(Saved data entries)
———
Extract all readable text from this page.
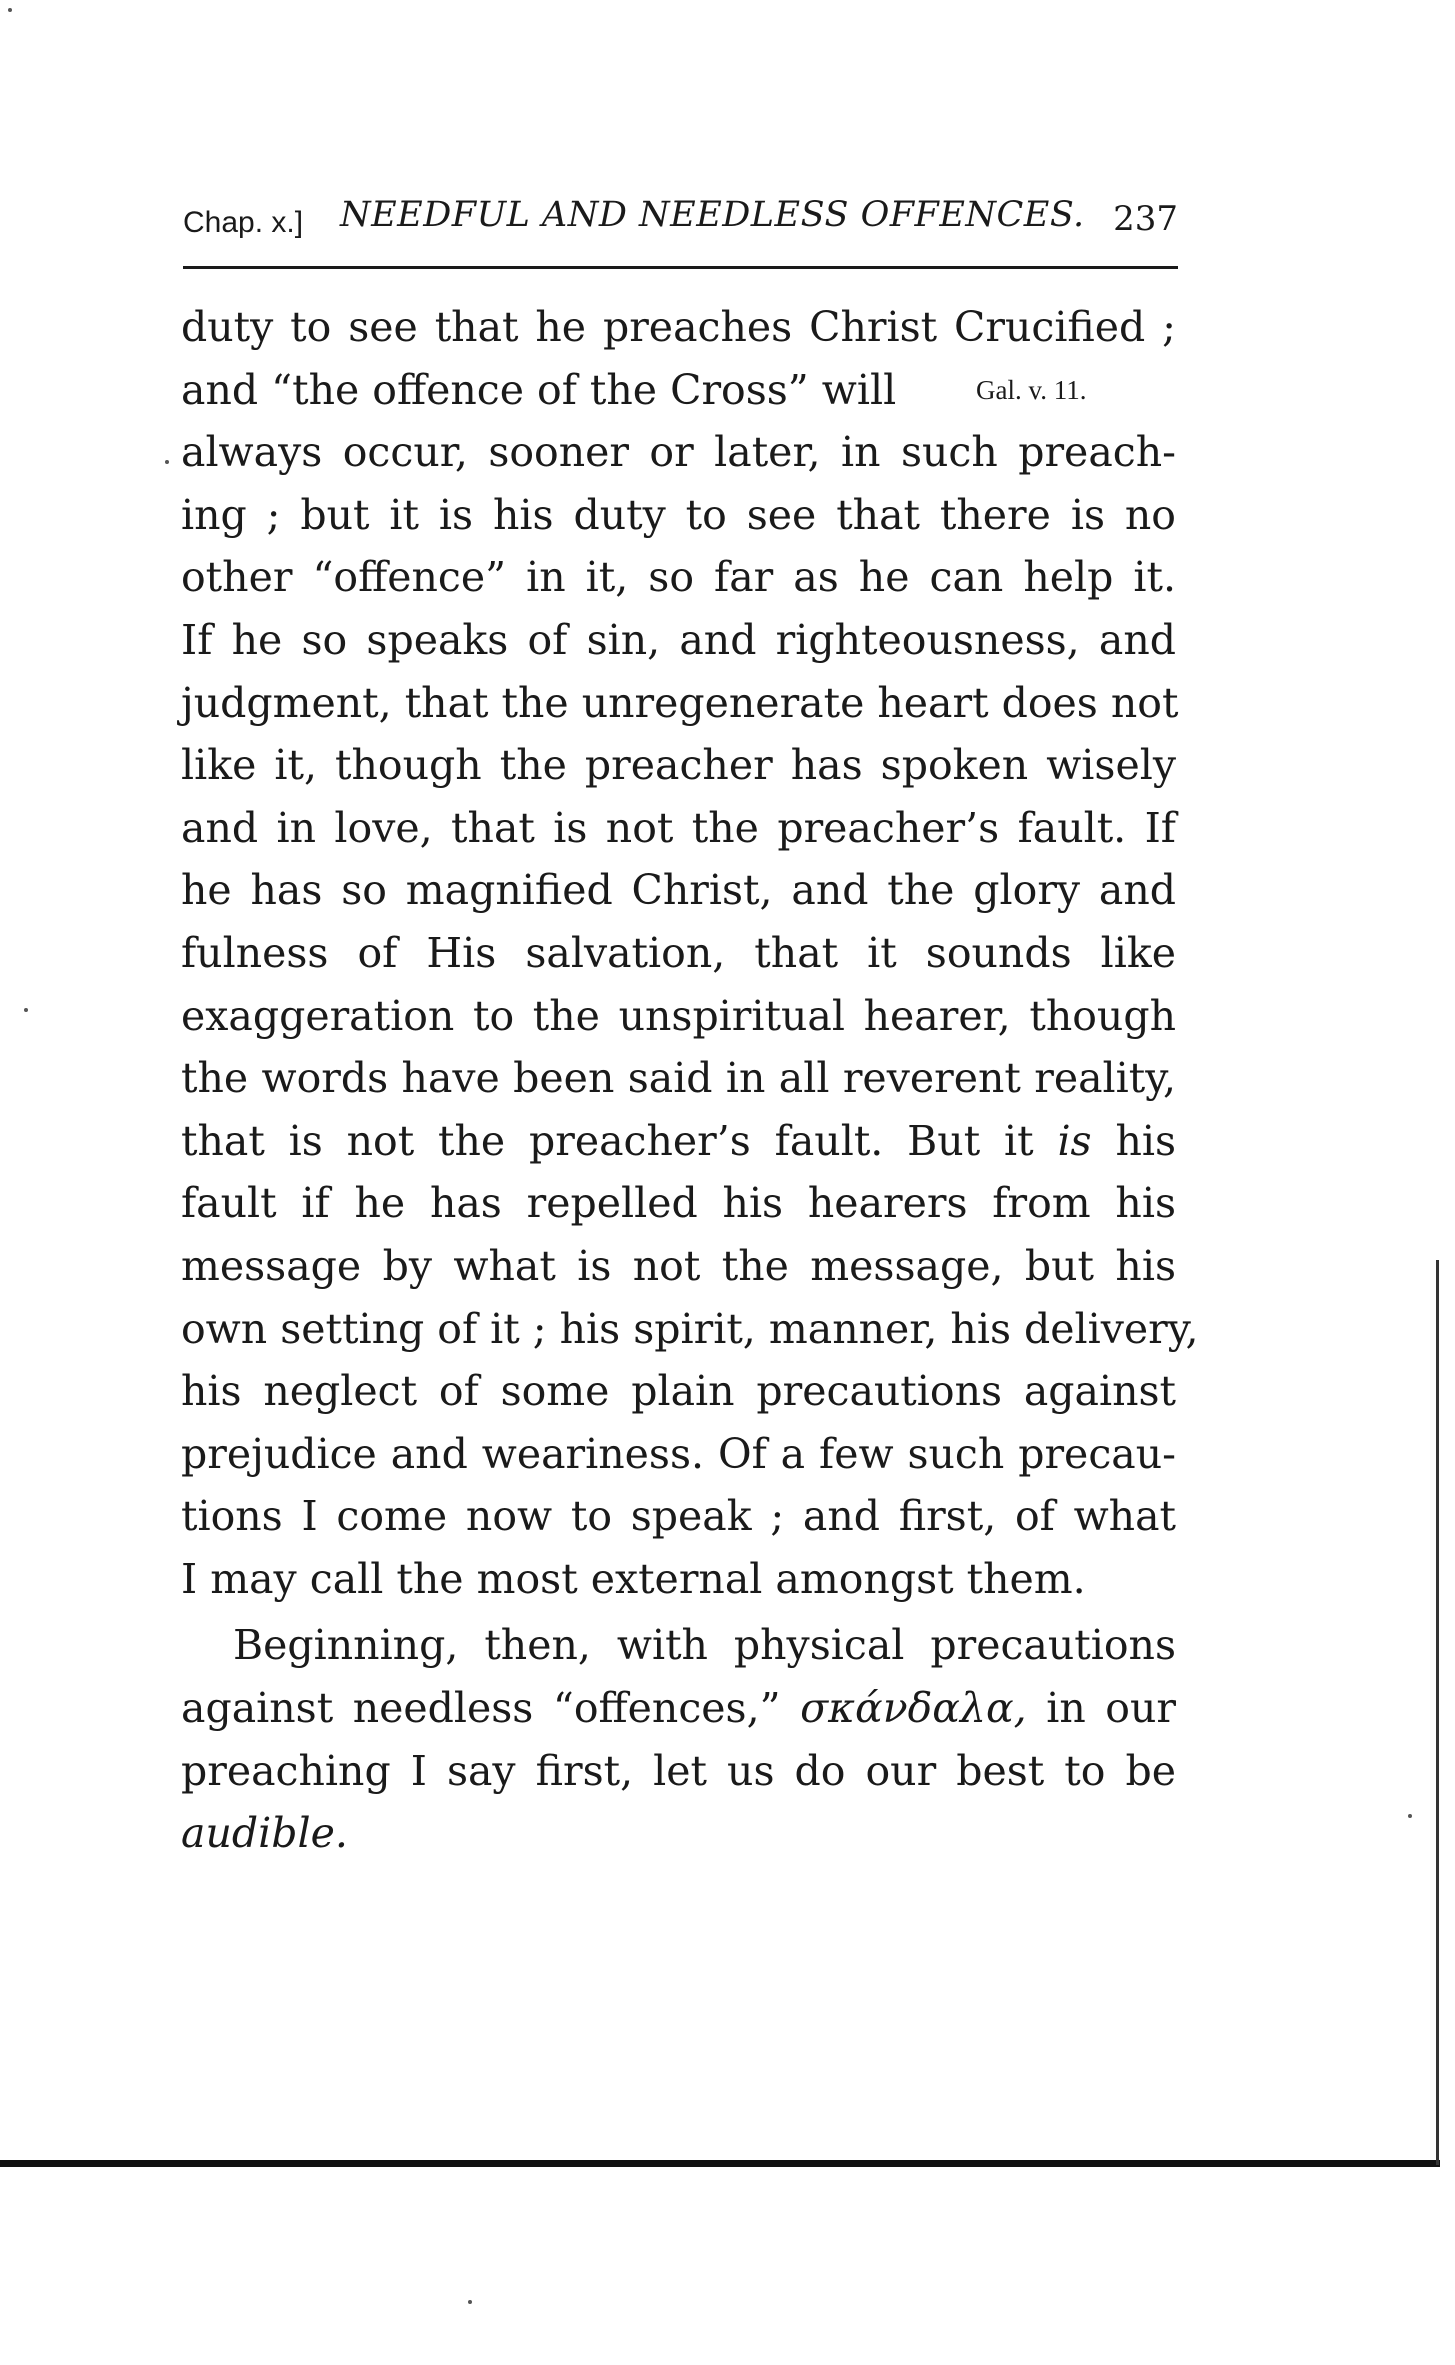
Chap. x.] NEEDFUL AND NEEDLESS OFFENCES. 237
Gal. v. 11.
duty to see that he preaches Christ Crucified ;
and “the offence of the Cross” will
always occur, sooner or later, in such preach-
ing ; but it is his duty to see that there is no
other “offence” in it, so far as he can help it.
If he so speaks of sin, and righteousness, and
judgment, that the unregenerate heart does not
like it, though the preacher has spoken wisely
and in love, that is not the preacher’s fault. If
he has so magnified Christ, and the glory and
fulness of His salvation, that it sounds like
exaggeration to the unspiritual hearer, though
the words have been said in all reverent reality,
that is not the preacher’s fault. But it is his
fault if he has repelled his hearers from his
message by what is not the message, but his
own setting of it ; his spirit, manner, his delivery,
his neglect of some plain precautions against
prejudice and weariness. Of a few such precau-
tions I come now to speak ; and first, of what
I may call the most external amongst them.
Beginning, then, with physical precautions
against needless “offences,” σκάνδαλα, in our
preaching I say first, let us do our best to be
audible.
———
EXERCISE REQUIREMENTS:
Pull out all lines of the data with the string "first".

FINAL RESULT:
tions I come now to speak ; and first, of what
preaching I say first, let us do our best to be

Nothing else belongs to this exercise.